____ DATA FOR PROCESSING
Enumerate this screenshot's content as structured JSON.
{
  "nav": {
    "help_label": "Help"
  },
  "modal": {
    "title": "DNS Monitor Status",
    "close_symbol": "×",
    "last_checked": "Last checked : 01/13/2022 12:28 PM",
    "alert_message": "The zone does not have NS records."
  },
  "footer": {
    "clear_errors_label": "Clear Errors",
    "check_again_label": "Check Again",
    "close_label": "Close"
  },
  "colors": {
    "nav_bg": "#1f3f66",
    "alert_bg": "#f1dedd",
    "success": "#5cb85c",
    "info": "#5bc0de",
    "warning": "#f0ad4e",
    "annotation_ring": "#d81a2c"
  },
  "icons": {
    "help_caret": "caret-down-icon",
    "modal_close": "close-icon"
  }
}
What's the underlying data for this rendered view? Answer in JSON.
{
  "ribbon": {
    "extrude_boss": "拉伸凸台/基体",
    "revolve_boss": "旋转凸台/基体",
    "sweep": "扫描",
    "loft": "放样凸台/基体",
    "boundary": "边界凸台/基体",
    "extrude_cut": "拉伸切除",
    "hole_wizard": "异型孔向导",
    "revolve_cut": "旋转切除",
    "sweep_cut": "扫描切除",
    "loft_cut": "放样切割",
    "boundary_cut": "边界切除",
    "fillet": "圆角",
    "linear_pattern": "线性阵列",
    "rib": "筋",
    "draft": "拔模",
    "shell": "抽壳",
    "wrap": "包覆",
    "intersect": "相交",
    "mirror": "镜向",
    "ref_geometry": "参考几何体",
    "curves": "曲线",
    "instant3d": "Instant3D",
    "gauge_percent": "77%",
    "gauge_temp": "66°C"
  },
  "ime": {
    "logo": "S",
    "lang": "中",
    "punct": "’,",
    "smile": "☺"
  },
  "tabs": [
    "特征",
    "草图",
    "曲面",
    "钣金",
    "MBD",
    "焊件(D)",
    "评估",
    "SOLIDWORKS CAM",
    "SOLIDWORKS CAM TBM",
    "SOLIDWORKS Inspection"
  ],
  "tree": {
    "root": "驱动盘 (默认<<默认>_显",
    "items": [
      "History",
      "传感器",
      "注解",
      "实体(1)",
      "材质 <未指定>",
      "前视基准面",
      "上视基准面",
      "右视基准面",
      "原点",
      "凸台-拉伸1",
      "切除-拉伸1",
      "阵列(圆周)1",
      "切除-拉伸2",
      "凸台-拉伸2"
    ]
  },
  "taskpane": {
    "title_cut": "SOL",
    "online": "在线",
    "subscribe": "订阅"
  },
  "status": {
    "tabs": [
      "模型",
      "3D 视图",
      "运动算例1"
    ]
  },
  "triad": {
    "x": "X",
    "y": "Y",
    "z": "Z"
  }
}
________
EXERCISE DIRECTIONS
Go through the entries and repeat each one exactly.

SOLUTION TO THE EXERCISE
Enumerate this screenshot's content as structured JSON.
{
  "nav": {
    "help_label": "Help"
  },
  "modal": {
    "title": "DNS Monitor Status",
    "close_symbol": "×",
    "last_checked": "Last checked : 01/13/2022 12:28 PM",
    "alert_message": "The zone does not have NS records."
  },
  "footer": {
    "clear_errors_label": "Clear Errors",
    "check_again_label": "Check Again",
    "close_label": "Close"
  },
  "colors": {
    "nav_bg": "#1f3f66",
    "alert_bg": "#f1dedd",
    "success": "#5cb85c",
    "info": "#5bc0de",
    "warning": "#f0ad4e",
    "annotation_ring": "#d81a2c"
  },
  "icons": {
    "help_caret": "caret-down-icon",
    "modal_close": "close-icon"
  }
}
What's the underlying data for this rendered view? Answer in JSON.
{
  "ribbon": {
    "extrude_boss": "拉伸凸台/基体",
    "revolve_boss": "旋转凸台/基体",
    "sweep": "扫描",
    "loft": "放样凸台/基体",
    "boundary": "边界凸台/基体",
    "extrude_cut": "拉伸切除",
    "hole_wizard": "异型孔向导",
    "revolve_cut": "旋转切除",
    "sweep_cut": "扫描切除",
    "loft_cut": "放样切割",
    "boundary_cut": "边界切除",
    "fillet": "圆角",
    "linear_pattern": "线性阵列",
    "rib": "筋",
    "draft": "拔模",
    "shell": "抽壳",
    "wrap": "包覆",
    "intersect": "相交",
    "mirror": "镜向",
    "ref_geometry": "参考几何体",
    "curves": "曲线",
    "instant3d": "Instant3D",
    "gauge_percent": "77%",
    "gauge_temp": "66°C"
  },
  "ime": {
    "logo": "S",
    "lang": "中",
    "punct": "’,",
    "smile": "☺"
  },
  "tabs": [
    "特征",
    "草图",
    "曲面",
    "钣金",
    "MBD",
    "焊件(D)",
    "评估",
    "SOLIDWORKS CAM",
    "SOLIDWORKS CAM TBM",
    "SOLIDWORKS Inspection"
  ],
  "tree": {
    "root": "驱动盘 (默认<<默认>_显",
    "items": [
      "History",
      "传感器",
      "注解",
      "实体(1)",
      "材质 <未指定>",
      "前视基准面",
      "上视基准面",
      "右视基准面",
      "原点",
      "凸台-拉伸1",
      "切除-拉伸1",
      "阵列(圆周)1",
      "切除-拉伸2",
      "凸台-拉伸2"
    ]
  },
  "taskpane": {
    "title_cut": "SOL",
    "online": "在线",
    "subscribe": "订阅"
  },
  "status": {
    "tabs": [
      "模型",
      "3D 视图",
      "运动算例1"
    ]
  },
  "triad": {
    "x": "X",
    "y": "Y",
    "z": "Z"
  }
}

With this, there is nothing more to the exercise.